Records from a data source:
------------------------------------------------------------

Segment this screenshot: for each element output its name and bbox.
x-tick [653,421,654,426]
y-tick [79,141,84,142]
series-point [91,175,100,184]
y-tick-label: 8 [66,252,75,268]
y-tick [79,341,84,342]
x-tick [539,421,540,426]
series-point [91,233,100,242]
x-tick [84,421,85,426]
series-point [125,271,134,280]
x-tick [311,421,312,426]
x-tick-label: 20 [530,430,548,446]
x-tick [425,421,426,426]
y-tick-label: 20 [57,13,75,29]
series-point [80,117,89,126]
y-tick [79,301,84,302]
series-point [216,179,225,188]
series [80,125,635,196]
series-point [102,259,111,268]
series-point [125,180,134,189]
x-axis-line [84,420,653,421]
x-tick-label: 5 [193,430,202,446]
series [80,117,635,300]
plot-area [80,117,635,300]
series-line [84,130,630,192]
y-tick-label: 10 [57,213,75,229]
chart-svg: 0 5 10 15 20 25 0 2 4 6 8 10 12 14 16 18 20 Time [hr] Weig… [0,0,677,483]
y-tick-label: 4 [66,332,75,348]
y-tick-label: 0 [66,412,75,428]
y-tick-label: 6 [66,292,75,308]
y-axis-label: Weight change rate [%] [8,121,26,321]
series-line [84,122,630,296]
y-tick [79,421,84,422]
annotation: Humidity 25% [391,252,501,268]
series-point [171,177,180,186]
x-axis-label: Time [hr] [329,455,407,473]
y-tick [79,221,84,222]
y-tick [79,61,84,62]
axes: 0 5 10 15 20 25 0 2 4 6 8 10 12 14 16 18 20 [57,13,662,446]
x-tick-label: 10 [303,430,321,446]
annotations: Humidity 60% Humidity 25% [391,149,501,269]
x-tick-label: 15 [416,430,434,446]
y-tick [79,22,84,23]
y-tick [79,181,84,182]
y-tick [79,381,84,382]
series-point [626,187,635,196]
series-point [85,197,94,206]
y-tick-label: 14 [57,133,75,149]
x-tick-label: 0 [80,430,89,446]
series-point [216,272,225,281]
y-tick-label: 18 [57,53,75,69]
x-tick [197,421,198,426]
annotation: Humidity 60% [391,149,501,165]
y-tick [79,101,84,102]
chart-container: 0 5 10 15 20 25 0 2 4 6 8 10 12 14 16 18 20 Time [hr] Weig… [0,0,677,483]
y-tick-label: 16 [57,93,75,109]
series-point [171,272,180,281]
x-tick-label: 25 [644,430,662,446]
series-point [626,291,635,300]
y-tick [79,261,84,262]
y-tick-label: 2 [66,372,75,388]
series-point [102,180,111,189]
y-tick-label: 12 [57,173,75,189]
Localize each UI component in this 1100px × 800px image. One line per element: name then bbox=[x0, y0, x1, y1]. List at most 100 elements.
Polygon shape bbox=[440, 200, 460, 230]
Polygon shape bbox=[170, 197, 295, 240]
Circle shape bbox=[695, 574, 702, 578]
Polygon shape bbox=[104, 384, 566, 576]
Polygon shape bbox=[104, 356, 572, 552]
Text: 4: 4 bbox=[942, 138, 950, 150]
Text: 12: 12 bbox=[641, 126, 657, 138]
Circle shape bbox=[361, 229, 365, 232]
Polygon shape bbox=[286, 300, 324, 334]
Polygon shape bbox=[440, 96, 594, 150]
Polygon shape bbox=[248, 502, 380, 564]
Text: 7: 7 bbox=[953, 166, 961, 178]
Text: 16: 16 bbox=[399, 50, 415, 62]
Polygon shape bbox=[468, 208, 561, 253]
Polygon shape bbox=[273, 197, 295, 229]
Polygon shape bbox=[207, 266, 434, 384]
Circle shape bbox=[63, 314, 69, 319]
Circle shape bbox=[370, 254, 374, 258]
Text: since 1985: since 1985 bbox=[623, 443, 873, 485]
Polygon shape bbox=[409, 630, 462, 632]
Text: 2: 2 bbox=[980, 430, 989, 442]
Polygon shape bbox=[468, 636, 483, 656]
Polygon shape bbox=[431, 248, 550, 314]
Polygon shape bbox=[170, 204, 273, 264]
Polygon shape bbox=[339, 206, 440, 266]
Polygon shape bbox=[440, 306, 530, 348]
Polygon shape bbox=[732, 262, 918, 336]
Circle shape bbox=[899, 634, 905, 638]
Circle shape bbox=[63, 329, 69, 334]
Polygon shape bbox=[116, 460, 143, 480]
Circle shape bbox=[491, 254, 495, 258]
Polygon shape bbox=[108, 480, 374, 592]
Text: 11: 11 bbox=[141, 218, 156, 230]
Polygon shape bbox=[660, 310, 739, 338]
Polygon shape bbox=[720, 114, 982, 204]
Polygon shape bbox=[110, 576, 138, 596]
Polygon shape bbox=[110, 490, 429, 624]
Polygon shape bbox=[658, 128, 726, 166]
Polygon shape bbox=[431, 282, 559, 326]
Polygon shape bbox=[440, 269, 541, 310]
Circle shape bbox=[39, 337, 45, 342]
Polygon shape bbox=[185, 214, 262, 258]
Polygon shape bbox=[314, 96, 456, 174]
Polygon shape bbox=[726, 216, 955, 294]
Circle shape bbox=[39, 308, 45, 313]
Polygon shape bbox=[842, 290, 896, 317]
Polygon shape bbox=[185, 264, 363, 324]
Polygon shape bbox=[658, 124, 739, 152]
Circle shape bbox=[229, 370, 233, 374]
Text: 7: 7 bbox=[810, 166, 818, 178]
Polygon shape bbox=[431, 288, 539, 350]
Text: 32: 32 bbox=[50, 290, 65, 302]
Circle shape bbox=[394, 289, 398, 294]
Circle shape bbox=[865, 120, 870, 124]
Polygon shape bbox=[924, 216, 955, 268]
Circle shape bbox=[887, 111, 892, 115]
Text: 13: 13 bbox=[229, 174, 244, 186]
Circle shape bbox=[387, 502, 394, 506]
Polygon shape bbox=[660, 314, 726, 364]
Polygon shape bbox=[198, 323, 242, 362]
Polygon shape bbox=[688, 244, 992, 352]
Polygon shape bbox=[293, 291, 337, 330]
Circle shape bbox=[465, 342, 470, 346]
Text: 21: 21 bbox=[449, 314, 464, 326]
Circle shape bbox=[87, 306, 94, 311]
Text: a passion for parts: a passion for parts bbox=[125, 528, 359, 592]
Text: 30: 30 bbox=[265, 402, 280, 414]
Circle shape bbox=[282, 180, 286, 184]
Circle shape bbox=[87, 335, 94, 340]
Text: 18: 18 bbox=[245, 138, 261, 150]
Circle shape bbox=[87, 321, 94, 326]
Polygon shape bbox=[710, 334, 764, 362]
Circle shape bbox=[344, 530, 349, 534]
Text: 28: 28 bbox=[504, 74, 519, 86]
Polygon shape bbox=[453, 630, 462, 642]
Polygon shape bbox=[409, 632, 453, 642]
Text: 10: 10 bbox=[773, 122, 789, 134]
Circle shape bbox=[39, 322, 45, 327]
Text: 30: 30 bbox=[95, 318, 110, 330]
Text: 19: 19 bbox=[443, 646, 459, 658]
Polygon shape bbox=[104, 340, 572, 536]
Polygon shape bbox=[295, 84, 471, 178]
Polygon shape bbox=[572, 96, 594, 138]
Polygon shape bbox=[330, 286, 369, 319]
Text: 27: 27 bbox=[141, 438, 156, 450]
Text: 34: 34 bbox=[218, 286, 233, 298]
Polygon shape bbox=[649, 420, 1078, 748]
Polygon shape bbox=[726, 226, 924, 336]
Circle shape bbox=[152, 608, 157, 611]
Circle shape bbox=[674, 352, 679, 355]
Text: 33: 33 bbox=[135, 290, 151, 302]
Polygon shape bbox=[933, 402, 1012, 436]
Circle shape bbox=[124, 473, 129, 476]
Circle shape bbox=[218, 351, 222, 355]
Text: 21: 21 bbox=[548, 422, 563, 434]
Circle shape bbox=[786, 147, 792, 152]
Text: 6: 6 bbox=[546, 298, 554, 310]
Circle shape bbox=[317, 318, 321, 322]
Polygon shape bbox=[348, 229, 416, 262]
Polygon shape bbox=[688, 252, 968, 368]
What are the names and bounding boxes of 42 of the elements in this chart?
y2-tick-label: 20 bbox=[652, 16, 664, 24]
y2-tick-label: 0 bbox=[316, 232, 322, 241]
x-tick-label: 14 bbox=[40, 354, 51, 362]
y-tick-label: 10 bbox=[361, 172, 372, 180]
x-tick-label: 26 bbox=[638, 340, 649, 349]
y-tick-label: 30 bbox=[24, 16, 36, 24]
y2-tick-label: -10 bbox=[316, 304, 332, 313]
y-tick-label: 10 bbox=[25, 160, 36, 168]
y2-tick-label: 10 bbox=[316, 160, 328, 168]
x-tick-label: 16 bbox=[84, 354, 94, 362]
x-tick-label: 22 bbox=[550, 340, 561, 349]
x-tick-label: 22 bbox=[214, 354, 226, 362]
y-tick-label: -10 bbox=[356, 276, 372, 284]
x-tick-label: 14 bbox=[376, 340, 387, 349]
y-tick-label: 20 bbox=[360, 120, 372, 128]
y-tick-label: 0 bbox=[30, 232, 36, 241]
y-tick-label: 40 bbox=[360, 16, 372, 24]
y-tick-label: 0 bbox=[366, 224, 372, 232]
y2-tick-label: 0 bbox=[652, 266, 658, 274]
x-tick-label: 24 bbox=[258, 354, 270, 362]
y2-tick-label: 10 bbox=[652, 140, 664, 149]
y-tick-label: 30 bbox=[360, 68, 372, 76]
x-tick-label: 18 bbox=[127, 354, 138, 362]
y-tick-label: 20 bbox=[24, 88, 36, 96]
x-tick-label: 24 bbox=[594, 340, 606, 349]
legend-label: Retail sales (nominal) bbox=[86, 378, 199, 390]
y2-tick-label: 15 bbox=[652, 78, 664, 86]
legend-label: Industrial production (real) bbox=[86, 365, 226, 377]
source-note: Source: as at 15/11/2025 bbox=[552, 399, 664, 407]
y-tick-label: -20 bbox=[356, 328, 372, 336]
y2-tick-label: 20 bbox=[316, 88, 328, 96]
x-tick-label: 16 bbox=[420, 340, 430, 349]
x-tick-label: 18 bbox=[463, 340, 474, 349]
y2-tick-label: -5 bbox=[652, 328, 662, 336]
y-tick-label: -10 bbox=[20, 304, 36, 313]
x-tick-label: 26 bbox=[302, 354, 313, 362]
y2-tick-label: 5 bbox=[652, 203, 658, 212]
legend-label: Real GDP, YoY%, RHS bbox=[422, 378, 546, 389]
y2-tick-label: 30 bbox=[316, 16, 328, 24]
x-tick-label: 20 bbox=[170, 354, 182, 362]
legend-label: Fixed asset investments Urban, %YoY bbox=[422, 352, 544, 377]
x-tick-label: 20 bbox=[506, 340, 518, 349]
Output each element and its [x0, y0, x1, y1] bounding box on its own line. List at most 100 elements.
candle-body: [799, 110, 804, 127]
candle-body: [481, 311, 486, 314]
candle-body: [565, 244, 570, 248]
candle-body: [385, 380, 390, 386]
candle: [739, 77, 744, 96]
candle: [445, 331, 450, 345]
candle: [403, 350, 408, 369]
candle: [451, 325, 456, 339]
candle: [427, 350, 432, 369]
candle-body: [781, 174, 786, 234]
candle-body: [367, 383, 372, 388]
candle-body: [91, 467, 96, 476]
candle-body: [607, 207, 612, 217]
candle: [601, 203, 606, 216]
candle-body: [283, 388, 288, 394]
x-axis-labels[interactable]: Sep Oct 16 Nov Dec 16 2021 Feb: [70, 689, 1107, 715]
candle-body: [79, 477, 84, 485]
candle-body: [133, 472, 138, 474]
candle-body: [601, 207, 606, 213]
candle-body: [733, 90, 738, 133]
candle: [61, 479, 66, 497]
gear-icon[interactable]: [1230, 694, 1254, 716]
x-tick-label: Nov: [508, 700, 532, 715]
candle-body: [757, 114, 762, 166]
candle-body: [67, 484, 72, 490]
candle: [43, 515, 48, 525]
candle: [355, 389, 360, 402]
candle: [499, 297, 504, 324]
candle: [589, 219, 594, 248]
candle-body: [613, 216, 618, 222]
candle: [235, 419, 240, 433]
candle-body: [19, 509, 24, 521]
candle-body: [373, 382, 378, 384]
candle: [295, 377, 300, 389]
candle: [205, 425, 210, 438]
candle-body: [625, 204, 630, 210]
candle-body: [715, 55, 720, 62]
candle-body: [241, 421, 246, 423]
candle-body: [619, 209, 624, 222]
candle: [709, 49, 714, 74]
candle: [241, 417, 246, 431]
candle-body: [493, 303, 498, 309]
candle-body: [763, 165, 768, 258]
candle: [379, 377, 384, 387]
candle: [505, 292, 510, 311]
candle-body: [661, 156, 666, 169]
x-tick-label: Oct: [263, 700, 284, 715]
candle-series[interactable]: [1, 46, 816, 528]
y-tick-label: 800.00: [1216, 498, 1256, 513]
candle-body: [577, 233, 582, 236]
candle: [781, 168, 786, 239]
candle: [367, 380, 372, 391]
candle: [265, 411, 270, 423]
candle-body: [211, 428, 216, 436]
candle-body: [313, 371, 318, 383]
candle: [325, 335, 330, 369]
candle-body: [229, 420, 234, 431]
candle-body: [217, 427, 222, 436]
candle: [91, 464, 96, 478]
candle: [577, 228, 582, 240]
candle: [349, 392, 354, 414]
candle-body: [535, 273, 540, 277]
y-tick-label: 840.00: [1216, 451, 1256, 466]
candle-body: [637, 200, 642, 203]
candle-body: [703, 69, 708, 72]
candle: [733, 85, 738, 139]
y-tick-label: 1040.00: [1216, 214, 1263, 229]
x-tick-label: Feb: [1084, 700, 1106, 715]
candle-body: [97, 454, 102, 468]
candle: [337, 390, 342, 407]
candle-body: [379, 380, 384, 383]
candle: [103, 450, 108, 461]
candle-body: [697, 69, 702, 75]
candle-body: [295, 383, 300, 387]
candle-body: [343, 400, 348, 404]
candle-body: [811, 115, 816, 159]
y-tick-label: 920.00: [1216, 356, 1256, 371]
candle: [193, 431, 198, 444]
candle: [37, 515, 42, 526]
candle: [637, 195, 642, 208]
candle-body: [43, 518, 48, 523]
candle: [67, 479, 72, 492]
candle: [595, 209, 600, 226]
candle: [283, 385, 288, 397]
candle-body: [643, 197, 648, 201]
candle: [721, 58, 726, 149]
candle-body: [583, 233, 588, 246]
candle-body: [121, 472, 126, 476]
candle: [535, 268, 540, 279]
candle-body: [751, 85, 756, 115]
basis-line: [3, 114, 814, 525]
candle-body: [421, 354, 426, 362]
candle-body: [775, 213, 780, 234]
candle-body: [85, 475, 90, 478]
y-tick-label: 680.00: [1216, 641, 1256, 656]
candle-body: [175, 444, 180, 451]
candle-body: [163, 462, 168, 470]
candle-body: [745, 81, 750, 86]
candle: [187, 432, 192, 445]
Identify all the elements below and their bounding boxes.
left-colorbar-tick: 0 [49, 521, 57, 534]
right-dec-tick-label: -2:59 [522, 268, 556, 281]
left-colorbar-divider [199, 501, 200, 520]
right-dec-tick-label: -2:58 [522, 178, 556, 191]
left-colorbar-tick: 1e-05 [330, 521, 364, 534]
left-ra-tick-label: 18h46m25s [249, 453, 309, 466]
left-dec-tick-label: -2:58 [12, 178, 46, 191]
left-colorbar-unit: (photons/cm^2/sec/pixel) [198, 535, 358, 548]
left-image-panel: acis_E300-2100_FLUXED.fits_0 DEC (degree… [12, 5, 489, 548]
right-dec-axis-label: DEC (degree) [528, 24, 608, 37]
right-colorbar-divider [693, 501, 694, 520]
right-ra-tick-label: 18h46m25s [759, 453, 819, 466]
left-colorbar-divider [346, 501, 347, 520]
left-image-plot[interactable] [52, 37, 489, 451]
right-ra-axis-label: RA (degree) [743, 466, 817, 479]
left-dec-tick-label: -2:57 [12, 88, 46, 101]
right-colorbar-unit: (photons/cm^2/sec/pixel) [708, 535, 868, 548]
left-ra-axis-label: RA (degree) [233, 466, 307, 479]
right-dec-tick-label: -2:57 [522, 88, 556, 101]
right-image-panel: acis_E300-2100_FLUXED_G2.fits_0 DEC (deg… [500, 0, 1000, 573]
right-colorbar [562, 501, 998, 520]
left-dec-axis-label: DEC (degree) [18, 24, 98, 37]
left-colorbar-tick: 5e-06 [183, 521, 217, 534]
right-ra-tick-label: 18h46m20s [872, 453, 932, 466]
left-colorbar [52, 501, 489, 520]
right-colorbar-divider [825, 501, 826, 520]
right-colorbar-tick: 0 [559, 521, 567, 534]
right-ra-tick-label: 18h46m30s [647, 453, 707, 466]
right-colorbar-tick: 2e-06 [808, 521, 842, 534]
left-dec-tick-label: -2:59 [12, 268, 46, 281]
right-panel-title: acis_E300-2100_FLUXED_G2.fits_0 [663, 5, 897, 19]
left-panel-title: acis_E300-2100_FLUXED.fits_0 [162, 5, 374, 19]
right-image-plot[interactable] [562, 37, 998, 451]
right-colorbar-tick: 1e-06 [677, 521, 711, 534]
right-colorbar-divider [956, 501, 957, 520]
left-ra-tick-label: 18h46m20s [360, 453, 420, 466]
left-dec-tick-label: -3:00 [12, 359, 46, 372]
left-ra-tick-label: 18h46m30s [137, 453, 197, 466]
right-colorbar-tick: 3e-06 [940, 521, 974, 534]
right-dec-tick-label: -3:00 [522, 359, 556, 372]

------------------------------------------------------------

[Directions] Reproduce verbatim the lines of the listing from its first line through the line containing "x-tick [84,421,85,426]", including both of those lines.

[The result]
Segment this screenshot: for each element output its name and bbox.
x-tick [653,421,654,426]
y-tick [79,141,84,142]
series-point [91,175,100,184]
y-tick-label: 8 [66,252,75,268]
y-tick [79,341,84,342]
x-tick [539,421,540,426]
series-point [91,233,100,242]
x-tick [84,421,85,426]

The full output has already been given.